Task details: In the listing below, locate the lines that hold the string "title". Copy those lines.
↓
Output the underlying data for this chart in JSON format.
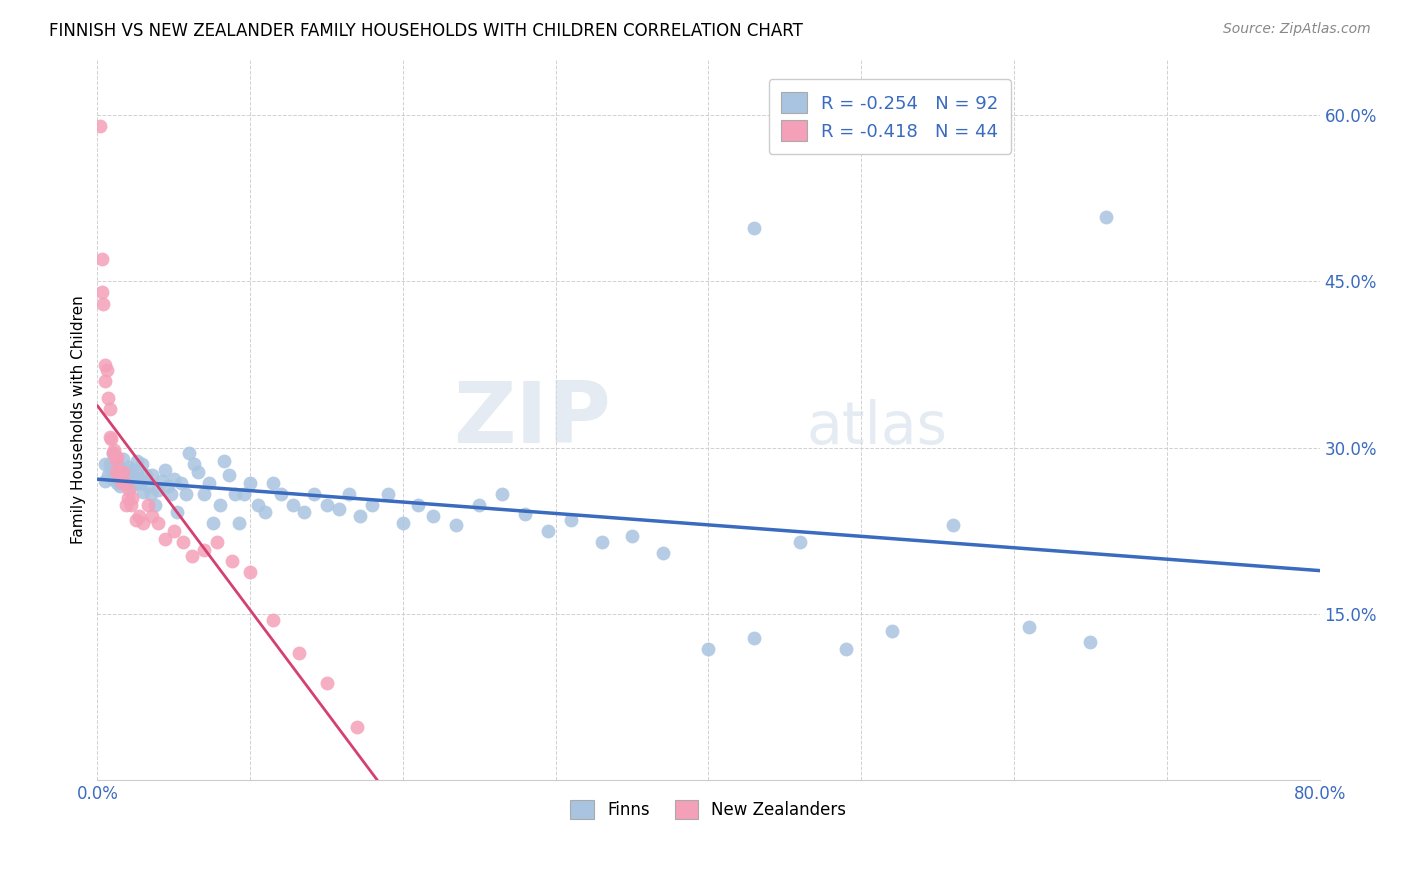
{
  "title": "FINNISH VS NEW ZEALANDER FAMILY HOUSEHOLDS WITH CHILDREN CORRELATION CHART",
  "source": "Source: ZipAtlas.com",
  "ylabel": "Family Households with Children",
  "x_min": 0.0,
  "x_max": 0.8,
  "y_min": 0.0,
  "y_max": 0.65,
  "y_ticks": [
    0.0,
    0.15,
    0.3,
    0.45,
    0.6
  ],
  "finn_R": -0.254,
  "finn_N": 92,
  "nz_R": -0.418,
  "nz_N": 44,
  "finn_color": "#a8c4e0",
  "nz_color": "#f4a0b8",
  "finn_line_color": "#3a6bbf",
  "nz_line_color": "#d44070",
  "watermark_zip": "ZIP",
  "watermark_atlas": "atlas",
  "legend_finn": "Finns",
  "legend_nz": "New Zealanders",
  "finn_x": [
    0.005,
    0.005,
    0.007,
    0.008,
    0.009,
    0.01,
    0.01,
    0.012,
    0.013,
    0.014,
    0.015,
    0.015,
    0.016,
    0.017,
    0.018,
    0.019,
    0.02,
    0.02,
    0.021,
    0.022,
    0.022,
    0.023,
    0.024,
    0.025,
    0.026,
    0.026,
    0.027,
    0.028,
    0.029,
    0.03,
    0.032,
    0.033,
    0.035,
    0.036,
    0.038,
    0.04,
    0.042,
    0.044,
    0.046,
    0.048,
    0.05,
    0.052,
    0.055,
    0.058,
    0.06,
    0.063,
    0.066,
    0.07,
    0.073,
    0.076,
    0.08,
    0.083,
    0.086,
    0.09,
    0.093,
    0.096,
    0.1,
    0.105,
    0.11,
    0.115,
    0.12,
    0.128,
    0.135,
    0.142,
    0.15,
    0.158,
    0.165,
    0.172,
    0.18,
    0.19,
    0.2,
    0.21,
    0.22,
    0.235,
    0.25,
    0.265,
    0.28,
    0.295,
    0.31,
    0.33,
    0.35,
    0.37,
    0.4,
    0.43,
    0.46,
    0.49,
    0.52,
    0.56,
    0.61,
    0.65,
    0.43,
    0.66
  ],
  "finn_y": [
    0.27,
    0.285,
    0.275,
    0.285,
    0.28,
    0.272,
    0.295,
    0.278,
    0.268,
    0.282,
    0.275,
    0.265,
    0.28,
    0.29,
    0.273,
    0.268,
    0.276,
    0.283,
    0.272,
    0.278,
    0.265,
    0.28,
    0.272,
    0.268,
    0.276,
    0.288,
    0.272,
    0.268,
    0.285,
    0.26,
    0.275,
    0.265,
    0.258,
    0.275,
    0.248,
    0.262,
    0.27,
    0.28,
    0.265,
    0.258,
    0.272,
    0.242,
    0.268,
    0.258,
    0.295,
    0.285,
    0.278,
    0.258,
    0.268,
    0.232,
    0.248,
    0.288,
    0.275,
    0.258,
    0.232,
    0.258,
    0.268,
    0.248,
    0.242,
    0.268,
    0.258,
    0.248,
    0.242,
    0.258,
    0.248,
    0.245,
    0.258,
    0.238,
    0.248,
    0.258,
    0.232,
    0.248,
    0.238,
    0.23,
    0.248,
    0.258,
    0.24,
    0.225,
    0.235,
    0.215,
    0.22,
    0.205,
    0.118,
    0.128,
    0.215,
    0.118,
    0.135,
    0.23,
    0.138,
    0.125,
    0.498,
    0.508
  ],
  "nz_x": [
    0.002,
    0.003,
    0.003,
    0.004,
    0.005,
    0.005,
    0.006,
    0.007,
    0.008,
    0.008,
    0.009,
    0.01,
    0.011,
    0.012,
    0.012,
    0.013,
    0.014,
    0.015,
    0.016,
    0.017,
    0.018,
    0.019,
    0.02,
    0.021,
    0.022,
    0.023,
    0.025,
    0.027,
    0.03,
    0.033,
    0.036,
    0.04,
    0.044,
    0.05,
    0.056,
    0.062,
    0.07,
    0.078,
    0.088,
    0.1,
    0.115,
    0.132,
    0.15,
    0.17
  ],
  "nz_y": [
    0.59,
    0.47,
    0.44,
    0.43,
    0.375,
    0.36,
    0.37,
    0.345,
    0.335,
    0.31,
    0.308,
    0.295,
    0.298,
    0.288,
    0.278,
    0.292,
    0.278,
    0.272,
    0.268,
    0.278,
    0.268,
    0.248,
    0.255,
    0.262,
    0.248,
    0.255,
    0.235,
    0.238,
    0.232,
    0.248,
    0.238,
    0.232,
    0.218,
    0.225,
    0.215,
    0.202,
    0.208,
    0.215,
    0.198,
    0.188,
    0.145,
    0.115,
    0.088,
    0.048
  ]
}
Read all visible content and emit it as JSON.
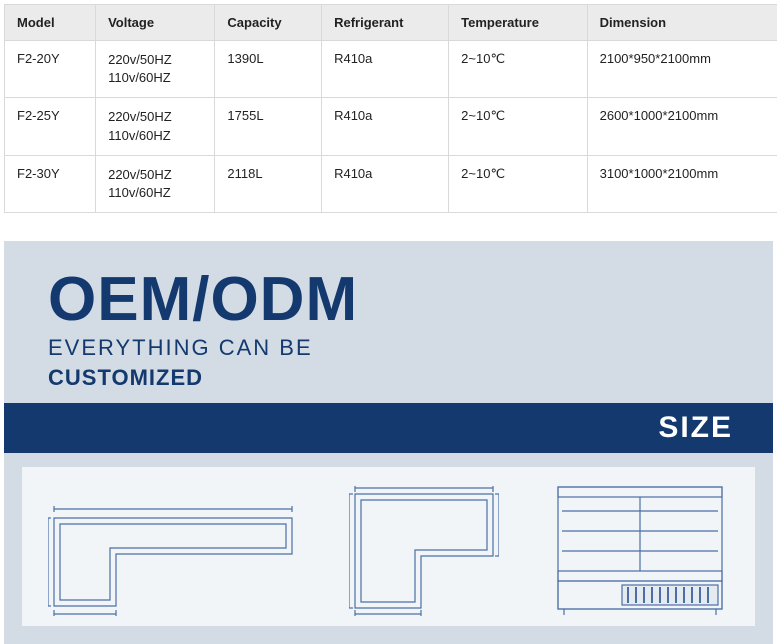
{
  "table": {
    "headers": [
      "Model",
      "Voltage",
      "Capacity",
      "Refrigerant",
      "Temperature",
      "Dimension"
    ],
    "rows": [
      {
        "model": "F2-20Y",
        "voltage1": "220v/50HZ",
        "voltage2": "110v/60HZ",
        "capacity": "1390L",
        "refrigerant": "R410a",
        "temperature": "2~10℃",
        "dimension": "2100*950*2100mm"
      },
      {
        "model": "F2-25Y",
        "voltage1": "220v/50HZ",
        "voltage2": "110v/60HZ",
        "capacity": "1755L",
        "refrigerant": "R410a",
        "temperature": "2~10℃",
        "dimension": "2600*1000*2100mm"
      },
      {
        "model": "F2-30Y",
        "voltage1": "220v/50HZ",
        "voltage2": "110v/60HZ",
        "capacity": "2118L",
        "refrigerant": "R410a",
        "temperature": "2~10℃",
        "dimension": "3100*1000*2100mm"
      }
    ]
  },
  "promo": {
    "heading": "OEM/ODM",
    "tagline": "EVERYTHING CAN BE",
    "customized": "CUSTOMIZED",
    "size_label": "SIZE"
  },
  "colors": {
    "brand_navy": "#13396e",
    "panel_bg": "#d3dce5",
    "diagram_bg": "#f2f5f8",
    "table_border": "#d9d9d9",
    "table_header_bg": "#ebebeb",
    "line_blue": "#4a6fa5"
  }
}
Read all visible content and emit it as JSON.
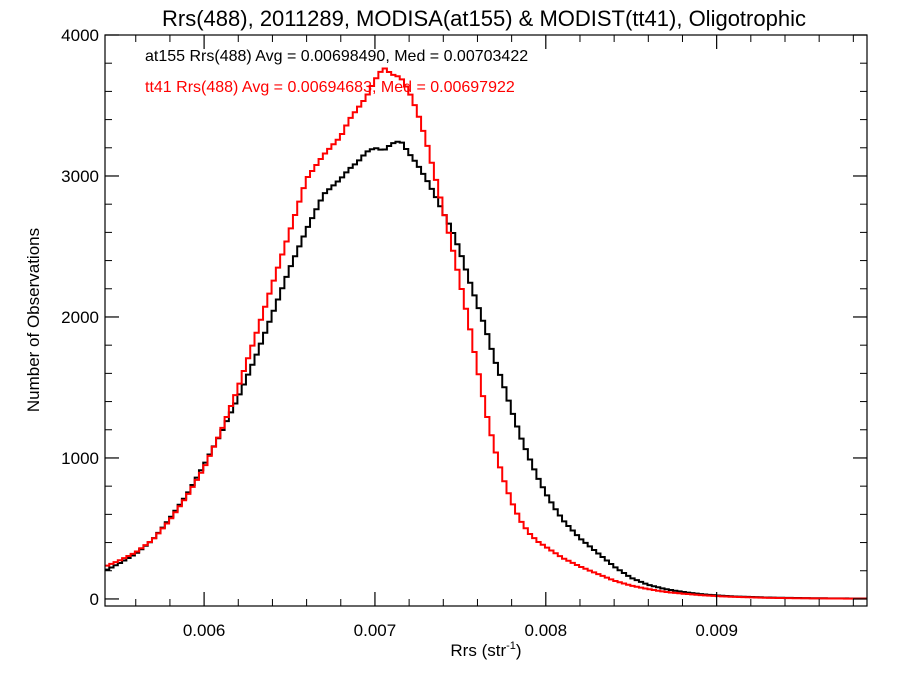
{
  "chart_data": {
    "type": "line",
    "title": "Rrs(488), 2011289, MODISA(at155) & MODIST(tt41), Oligotrophic",
    "xlabel": "Rrs (str",
    "xlabel_sup": "-1",
    "xlabel_close": ")",
    "ylabel": "Number of Observations",
    "xlim": [
      0.00542,
      0.00988
    ],
    "ylim": [
      -50,
      4000
    ],
    "x_ticks": [
      {
        "value": 0.006,
        "label": "0.006"
      },
      {
        "value": 0.007,
        "label": "0.007"
      },
      {
        "value": 0.008,
        "label": "0.008"
      },
      {
        "value": 0.009,
        "label": "0.009"
      }
    ],
    "y_ticks": [
      {
        "value": 0,
        "label": "0"
      },
      {
        "value": 1000,
        "label": "1000"
      },
      {
        "value": 2000,
        "label": "2000"
      },
      {
        "value": 3000,
        "label": "3000"
      },
      {
        "value": 4000,
        "label": "4000"
      }
    ],
    "grid": false,
    "step": "histogram",
    "annotations": [
      {
        "text": "at155 Rrs(488) Avg = 0.00698490, Med = 0.00703422",
        "color": "#000000"
      },
      {
        "text": "tt41 Rrs(488) Avg = 0.00694683, Med = 0.00697922",
        "color": "#ff0000"
      }
    ],
    "series": [
      {
        "color": "#000000",
        "x": [
          0.00542,
          0.0055,
          0.0056,
          0.0057,
          0.0058,
          0.0059,
          0.006,
          0.0061,
          0.0062,
          0.0063,
          0.0064,
          0.0065,
          0.0066,
          0.0067,
          0.0068,
          0.00685,
          0.0069,
          0.00695,
          0.007,
          0.00705,
          0.0071,
          0.00715,
          0.0072,
          0.00725,
          0.0073,
          0.00735,
          0.0074,
          0.00745,
          0.0075,
          0.00755,
          0.0076,
          0.00765,
          0.0077,
          0.00775,
          0.0078,
          0.00785,
          0.0079,
          0.00795,
          0.008,
          0.00805,
          0.0081,
          0.0082,
          0.0083,
          0.0084,
          0.0085,
          0.0086,
          0.0087,
          0.0088,
          0.0089,
          0.009,
          0.0091,
          0.0092,
          0.0093,
          0.0094,
          0.0095,
          0.0096,
          0.0097,
          0.00988
        ],
        "y": [
          200,
          250,
          320,
          420,
          570,
          740,
          950,
          1180,
          1430,
          1710,
          2020,
          2340,
          2620,
          2870,
          2980,
          3050,
          3100,
          3170,
          3200,
          3180,
          3230,
          3250,
          3160,
          3080,
          2980,
          2870,
          2740,
          2620,
          2460,
          2270,
          2090,
          1910,
          1700,
          1530,
          1340,
          1160,
          1010,
          870,
          750,
          650,
          560,
          430,
          330,
          230,
          150,
          100,
          70,
          50,
          35,
          25,
          18,
          14,
          10,
          8,
          6,
          5,
          4,
          3
        ]
      },
      {
        "color": "#ff0000",
        "x": [
          0.00542,
          0.0055,
          0.0056,
          0.0057,
          0.0058,
          0.0059,
          0.006,
          0.0061,
          0.0062,
          0.0063,
          0.0064,
          0.0065,
          0.0066,
          0.0067,
          0.0068,
          0.00685,
          0.0069,
          0.00695,
          0.007,
          0.00705,
          0.0071,
          0.00715,
          0.0072,
          0.00725,
          0.0073,
          0.00735,
          0.0074,
          0.00745,
          0.0075,
          0.00755,
          0.0076,
          0.00765,
          0.0077,
          0.00775,
          0.0078,
          0.00785,
          0.0079,
          0.00795,
          0.008,
          0.00805,
          0.0081,
          0.0082,
          0.0083,
          0.0084,
          0.0085,
          0.0086,
          0.0087,
          0.0088,
          0.0089,
          0.009,
          0.0091,
          0.0092,
          0.0093,
          0.0094,
          0.0095,
          0.0096,
          0.0097,
          0.00988
        ],
        "y": [
          230,
          270,
          330,
          420,
          560,
          730,
          930,
          1190,
          1500,
          1860,
          2230,
          2600,
          2980,
          3150,
          3280,
          3400,
          3480,
          3560,
          3680,
          3770,
          3720,
          3700,
          3600,
          3450,
          3250,
          3010,
          2760,
          2510,
          2240,
          1960,
          1640,
          1330,
          1070,
          860,
          690,
          560,
          470,
          410,
          370,
          330,
          290,
          230,
          180,
          130,
          95,
          70,
          50,
          38,
          28,
          20,
          15,
          11,
          8,
          6,
          5,
          4,
          3,
          2
        ]
      }
    ]
  }
}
↑
Solved exercise:
  "title": "FINNISH VS NEW ZEALANDER FAMILY HOUSEHOLDS WITH CHILDREN CORRELATION CHART",
    "title": "Rrs(488), 2011289, MODISA(at155) & MODIST(tt41), Oligotrophic",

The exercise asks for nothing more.